# Selected excerpt
= = =
It was last viewed on Friday, March 29, 2024, 9:16 AM (UTC).

Profile ID

530

Born

  • April 7 1917.

Died

  • July 27 2012.

Age

  • R.G. Armstrong would have been 106 years old.

Personal Trivia

  • Robert Golden Armstrong was born in Pleasant Grove, Jefferson County Alabama, USA.
  • R.G. Armstrong appeared in 3 episode/s of the Millennium television series.

Awards Won for Millennium

  • Unfortunately R.G. Armstrong didn't win any awards for Millennium.

Award Nominations for Millennium

  • Sadly R.G. Armstrong didn't receive any award nominations for Millennium.

R.G. Armstrong's Millennium Cast Profile

Millennium Profile image of R.G. Armstrong.

Profile

Robert Golden Armstrong, Jr., known as R. G. Armstrong (April 7, 1917 - July 27, 2012), was an American actor and playwright. A veteran character actor who appeared in dozens of Westerns over the course of his 40-year career, he may be best remembered for his work with director Sam Peckinpah. For Millennium fans, he will forever fondly be known as the charismatic and mysterious The Old Man.

Early Life

Armstrong was born in Pleasant Grove, Alabama, and was reared on a small farm near Birmingham. He came from a family of religious fundamentalists, and his mother wanted him to be a pastor. Armstrong initially enrolled at Howard College, now Samford University in Homewood, Albama, where he became interested in acting, and then transferred to the University of North Carolina at Chapel Hill, North Carolina. While there, along with classmate Andy Griffith, he began acting on stage with the Carolina Playmakers. Upon graduating, he attended the Actors Studio.

Career

Armstrong quickly launched a career on Broadway. He won considerable acclaim for his role in Cat on a Hot Tin Roof. He also began writing his own plays, which were performed off-Broadway.

Armstrong's first film appearance was in the 1954 film Garden of Eden. However, it was television where he first earned a name for himself. He guest-starred in virtually every TV Western produced in the 1950s and 1960s, including: Have Gun - Will Travel, The Californians, Jefferson Drum, The Big Valley, The Rifleman, Zane Grey Theater, Wanted: Dead or Alive, The Westerner, Bonanza, Maverick (as Louise Fletcher's character's father in the episode which drew the series' largest single viewership, "The Saga of Waco Williams"), Gunsmoke, Rawhide and Wagon Train.

On November 22, 1960, in the episode "License to Kill" of NBC's Laramie, Armstrong plays Sam Jarrad, a former bounty hunter and a sheriff in Colorado, who comes to Laramie, Wyoming, with a warrant for Jess Harper, played by series co-star Robert Fuller. Jess is accused of murdering a powerful rancher named Blake Wilkie. Slim Sherman, played by series co-start John Smith, is deputized to accompany Jarrad and Jess to Colorado. Denny Miller, later cast on Wagon Train as a regular, Duke Shannon, along with Robert Fuller as Cooper Smith, appears in this episode as Wilkie's son, who frames Jess for Blake Wilkie's death. William Fawcett plays Ben, the Sherman Ranch housekeeper, a role that Fawcett also filled on NBC's Fury.
= = =
# Tasks to complete
a - Copy out the records from their first line up to and including the line with "svg-text:Y: Y bbox=[45, 715, 51, 724]", character for character.
b - Write the next part of the R.G. Armstrong profile, picking up after its final sentence.

# Dataset rows
= = =
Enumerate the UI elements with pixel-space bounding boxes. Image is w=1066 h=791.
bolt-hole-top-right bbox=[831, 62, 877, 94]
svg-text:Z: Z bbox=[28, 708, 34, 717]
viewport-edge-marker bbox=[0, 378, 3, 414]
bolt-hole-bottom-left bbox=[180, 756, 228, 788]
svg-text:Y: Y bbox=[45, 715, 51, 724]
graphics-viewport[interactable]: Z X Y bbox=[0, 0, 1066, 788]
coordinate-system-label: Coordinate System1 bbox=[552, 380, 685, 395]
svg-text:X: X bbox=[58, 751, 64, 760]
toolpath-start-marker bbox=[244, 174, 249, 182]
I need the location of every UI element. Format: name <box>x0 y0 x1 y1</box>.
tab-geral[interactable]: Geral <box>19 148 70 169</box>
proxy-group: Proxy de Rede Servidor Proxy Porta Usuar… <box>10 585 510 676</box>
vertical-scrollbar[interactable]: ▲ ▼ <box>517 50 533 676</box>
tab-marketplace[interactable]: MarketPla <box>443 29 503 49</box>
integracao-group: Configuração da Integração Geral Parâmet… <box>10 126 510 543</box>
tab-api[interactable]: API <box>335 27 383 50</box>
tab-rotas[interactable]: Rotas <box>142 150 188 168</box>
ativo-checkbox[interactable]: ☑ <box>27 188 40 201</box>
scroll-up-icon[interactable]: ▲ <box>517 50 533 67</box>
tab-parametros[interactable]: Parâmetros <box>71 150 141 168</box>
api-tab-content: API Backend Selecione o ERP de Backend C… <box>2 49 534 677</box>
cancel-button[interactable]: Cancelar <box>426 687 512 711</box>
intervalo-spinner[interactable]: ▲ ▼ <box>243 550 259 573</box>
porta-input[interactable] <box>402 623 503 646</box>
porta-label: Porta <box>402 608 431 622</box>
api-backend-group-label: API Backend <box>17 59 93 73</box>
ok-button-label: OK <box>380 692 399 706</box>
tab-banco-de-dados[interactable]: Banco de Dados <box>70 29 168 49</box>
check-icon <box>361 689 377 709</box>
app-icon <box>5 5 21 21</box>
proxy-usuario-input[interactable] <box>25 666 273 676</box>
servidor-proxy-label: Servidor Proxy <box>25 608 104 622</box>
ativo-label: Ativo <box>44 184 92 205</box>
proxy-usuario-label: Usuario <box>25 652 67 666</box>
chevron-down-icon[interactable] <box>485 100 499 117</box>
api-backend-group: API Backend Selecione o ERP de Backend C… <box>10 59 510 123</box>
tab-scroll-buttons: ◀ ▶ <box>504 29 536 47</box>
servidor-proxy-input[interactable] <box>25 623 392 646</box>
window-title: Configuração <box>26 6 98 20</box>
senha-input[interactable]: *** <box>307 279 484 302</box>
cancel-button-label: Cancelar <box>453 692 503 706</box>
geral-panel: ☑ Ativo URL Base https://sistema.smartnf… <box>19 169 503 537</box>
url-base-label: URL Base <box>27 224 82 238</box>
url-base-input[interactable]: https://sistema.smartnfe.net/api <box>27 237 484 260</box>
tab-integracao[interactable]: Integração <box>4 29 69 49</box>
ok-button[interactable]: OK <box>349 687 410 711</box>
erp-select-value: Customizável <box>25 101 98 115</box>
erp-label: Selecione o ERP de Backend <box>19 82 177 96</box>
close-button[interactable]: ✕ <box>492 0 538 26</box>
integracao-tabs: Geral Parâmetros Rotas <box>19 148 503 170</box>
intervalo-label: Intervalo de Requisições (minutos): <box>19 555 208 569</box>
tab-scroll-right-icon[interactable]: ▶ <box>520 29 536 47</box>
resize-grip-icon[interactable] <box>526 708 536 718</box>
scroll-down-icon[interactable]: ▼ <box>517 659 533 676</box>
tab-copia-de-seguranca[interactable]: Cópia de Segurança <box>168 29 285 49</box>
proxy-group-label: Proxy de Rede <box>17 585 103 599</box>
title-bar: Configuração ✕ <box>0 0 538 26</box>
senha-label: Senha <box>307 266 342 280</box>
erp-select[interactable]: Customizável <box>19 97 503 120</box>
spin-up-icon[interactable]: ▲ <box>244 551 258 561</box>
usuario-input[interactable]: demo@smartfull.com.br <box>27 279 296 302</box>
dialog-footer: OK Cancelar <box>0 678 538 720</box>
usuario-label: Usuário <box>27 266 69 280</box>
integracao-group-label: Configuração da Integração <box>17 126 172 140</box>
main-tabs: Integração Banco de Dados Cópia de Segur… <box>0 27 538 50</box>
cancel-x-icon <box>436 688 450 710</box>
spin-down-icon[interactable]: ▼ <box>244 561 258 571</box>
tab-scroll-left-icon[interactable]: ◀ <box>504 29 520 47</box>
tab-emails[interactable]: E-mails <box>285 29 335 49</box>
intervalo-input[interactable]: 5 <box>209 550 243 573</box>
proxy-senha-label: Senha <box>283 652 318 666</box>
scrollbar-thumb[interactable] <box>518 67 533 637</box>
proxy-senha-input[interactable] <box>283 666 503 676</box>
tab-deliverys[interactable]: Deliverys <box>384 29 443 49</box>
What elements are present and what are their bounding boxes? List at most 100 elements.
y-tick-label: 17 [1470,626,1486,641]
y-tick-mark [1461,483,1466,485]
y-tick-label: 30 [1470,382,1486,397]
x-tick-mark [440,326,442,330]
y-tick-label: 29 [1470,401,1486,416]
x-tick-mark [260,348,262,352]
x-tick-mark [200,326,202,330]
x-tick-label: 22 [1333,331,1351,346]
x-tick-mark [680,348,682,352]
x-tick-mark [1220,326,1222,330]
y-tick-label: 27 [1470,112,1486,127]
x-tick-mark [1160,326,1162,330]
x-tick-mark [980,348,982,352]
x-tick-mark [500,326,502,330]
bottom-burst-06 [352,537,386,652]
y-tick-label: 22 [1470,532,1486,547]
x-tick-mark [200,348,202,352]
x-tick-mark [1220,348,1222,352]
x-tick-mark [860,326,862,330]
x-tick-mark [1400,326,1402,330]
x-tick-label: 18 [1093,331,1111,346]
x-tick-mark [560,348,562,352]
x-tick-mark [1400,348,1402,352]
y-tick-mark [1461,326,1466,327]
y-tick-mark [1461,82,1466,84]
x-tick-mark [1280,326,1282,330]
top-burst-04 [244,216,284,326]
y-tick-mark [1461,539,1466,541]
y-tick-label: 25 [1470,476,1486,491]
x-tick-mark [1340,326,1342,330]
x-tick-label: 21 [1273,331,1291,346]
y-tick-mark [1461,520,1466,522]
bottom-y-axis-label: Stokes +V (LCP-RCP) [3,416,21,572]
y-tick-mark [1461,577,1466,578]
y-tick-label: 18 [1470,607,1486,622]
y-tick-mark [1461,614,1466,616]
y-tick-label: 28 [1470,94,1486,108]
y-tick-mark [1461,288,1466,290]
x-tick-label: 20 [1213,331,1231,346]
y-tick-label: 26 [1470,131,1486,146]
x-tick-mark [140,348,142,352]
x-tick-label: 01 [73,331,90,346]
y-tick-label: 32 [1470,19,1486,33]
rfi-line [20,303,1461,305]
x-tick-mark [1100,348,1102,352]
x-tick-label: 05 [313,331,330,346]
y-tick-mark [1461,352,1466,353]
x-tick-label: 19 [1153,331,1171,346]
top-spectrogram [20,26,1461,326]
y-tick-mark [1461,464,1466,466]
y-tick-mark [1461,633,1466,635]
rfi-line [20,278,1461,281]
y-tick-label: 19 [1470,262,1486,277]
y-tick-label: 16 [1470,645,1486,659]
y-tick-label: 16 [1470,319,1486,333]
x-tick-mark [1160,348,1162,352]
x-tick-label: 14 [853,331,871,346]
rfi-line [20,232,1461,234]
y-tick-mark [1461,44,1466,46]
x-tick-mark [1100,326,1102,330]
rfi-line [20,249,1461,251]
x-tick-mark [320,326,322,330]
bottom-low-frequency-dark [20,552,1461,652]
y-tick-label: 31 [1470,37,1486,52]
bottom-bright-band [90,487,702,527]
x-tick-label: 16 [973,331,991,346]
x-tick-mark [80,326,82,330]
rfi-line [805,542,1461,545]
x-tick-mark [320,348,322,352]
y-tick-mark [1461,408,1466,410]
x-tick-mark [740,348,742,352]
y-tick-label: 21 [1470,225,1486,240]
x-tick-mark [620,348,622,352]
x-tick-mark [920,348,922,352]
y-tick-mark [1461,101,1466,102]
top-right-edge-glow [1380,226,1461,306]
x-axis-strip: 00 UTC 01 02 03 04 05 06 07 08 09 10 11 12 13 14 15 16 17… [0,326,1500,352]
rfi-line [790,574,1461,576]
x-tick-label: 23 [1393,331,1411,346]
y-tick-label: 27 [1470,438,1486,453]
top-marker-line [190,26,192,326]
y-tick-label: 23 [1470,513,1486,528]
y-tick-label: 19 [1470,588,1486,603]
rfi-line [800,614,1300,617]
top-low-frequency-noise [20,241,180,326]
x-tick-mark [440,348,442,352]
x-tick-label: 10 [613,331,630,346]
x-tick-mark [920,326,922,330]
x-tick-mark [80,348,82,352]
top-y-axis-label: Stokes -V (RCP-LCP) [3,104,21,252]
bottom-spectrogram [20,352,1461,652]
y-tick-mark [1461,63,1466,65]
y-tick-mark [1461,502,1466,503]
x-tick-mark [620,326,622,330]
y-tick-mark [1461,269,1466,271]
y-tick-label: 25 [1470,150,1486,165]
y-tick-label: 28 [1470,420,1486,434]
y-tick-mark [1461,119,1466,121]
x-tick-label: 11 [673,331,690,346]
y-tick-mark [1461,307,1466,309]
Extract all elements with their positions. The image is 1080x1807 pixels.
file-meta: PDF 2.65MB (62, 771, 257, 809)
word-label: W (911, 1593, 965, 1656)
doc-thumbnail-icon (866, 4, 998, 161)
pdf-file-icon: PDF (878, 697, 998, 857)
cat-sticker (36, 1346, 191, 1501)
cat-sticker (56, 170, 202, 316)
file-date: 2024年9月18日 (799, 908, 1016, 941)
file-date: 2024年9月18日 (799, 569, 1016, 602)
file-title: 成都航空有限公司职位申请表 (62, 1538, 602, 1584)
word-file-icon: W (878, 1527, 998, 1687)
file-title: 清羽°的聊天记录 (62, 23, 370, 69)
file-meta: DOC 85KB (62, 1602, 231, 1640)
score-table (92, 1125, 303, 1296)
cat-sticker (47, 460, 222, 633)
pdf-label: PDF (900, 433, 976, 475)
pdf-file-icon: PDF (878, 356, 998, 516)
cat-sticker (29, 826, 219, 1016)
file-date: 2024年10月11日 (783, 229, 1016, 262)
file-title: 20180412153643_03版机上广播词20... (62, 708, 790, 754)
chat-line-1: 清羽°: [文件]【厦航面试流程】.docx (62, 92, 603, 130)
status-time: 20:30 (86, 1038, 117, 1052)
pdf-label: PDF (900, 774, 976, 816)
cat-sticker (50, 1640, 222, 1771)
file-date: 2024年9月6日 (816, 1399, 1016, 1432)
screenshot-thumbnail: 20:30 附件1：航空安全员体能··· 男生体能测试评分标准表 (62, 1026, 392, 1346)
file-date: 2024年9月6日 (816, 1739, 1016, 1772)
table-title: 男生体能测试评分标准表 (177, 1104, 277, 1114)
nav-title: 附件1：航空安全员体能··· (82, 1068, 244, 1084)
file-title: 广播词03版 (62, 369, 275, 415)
= = =
# Answers provided
a -
Enumerate the UI elements with pixel-space bounding boxes. Image is w=1066 h=791.
bolt-hole-top-right bbox=[831, 62, 877, 94]
svg-text:Z: Z bbox=[28, 708, 34, 717]
viewport-edge-marker bbox=[0, 378, 3, 414]
bolt-hole-bottom-left bbox=[180, 756, 228, 788]
svg-text:Y: Y bbox=[45, 715, 51, 724]

b -
Armstrong also appeared on The Twilight Zone, Alfred Hitchcock Presents, The Everglades, The Andy Griffith Show, The Fugitive, Perry Mason, Daniel Boone, T.H.E. Cat, Hawaii Five-O, Starsky and Hutch, The Dukes of Hazzard and Dynasty. Armstrong had a recurring role in the second season of Millennium as a reclusive visionary known only as the Old Man. In the late 1980s, he played the demonic "Uncle Lewis Vendredi" in the Canadian horror series Friday the 13th: The Series.

While working on The Westerner, Armstrong made the acquaintance of up-and-coming writer/director Sam Peckinpah. The two immediately struck up a friendship. Peckinpah recognized Armstrong's inner turmoil regarding the religious beliefs of his family and utilized that to brilliant effect in his films. Armstrong would almost always play a slightly unhinged fundamentalist Christian in Peckinpah's films, usually wielding a Bible in one hand and a shotgun in the other. This character archetype appeared in Ride the High Country (1962), Major Dundee (1965) and, perhaps most memorably, in Pat Garrett and Billy the Kid (1973). However, Armstrong also appeared in The Ballad of Cable Hogue (1970), playing a more likeable character.

Even outside of Peckinpah's work, however, Armstrong became a tier-one character actor in his own right, appearing in dozens of films over his career, playing both villains and sympathetic characters. Some of his more memorable roles outside of Peckinpah's films include a sympathetic rancher in El Dorado (1966), Cap'n Dan in The Great White Hope (1970), outlaw Clell Miller in The Great Northfield Minnesota Raid (1972), a bumbling outlaw in My Name is Nobody (1973), Race with the Devil (1975), as well as Children of the Corn (1984), Red Headed Stranger (1986) with Willie Nelson and as the General in Predator (1987). He appeared in several of Warren Beatty's films, including Heaven Can Wait (1978), Reds (1981) and as Pruneface in Dick Tracy (1990).

Despite being typecast as gruff and violent characters throughout his career, Armstrong is well known for having had a warm and affable personality offscreen. He semi-retired from films and television in the late 1990s, but continued to be active in off-Broadway theater in New York and Los Angeles, until finally retiring from acting in 2005 because of near-blindness due to cattaracts.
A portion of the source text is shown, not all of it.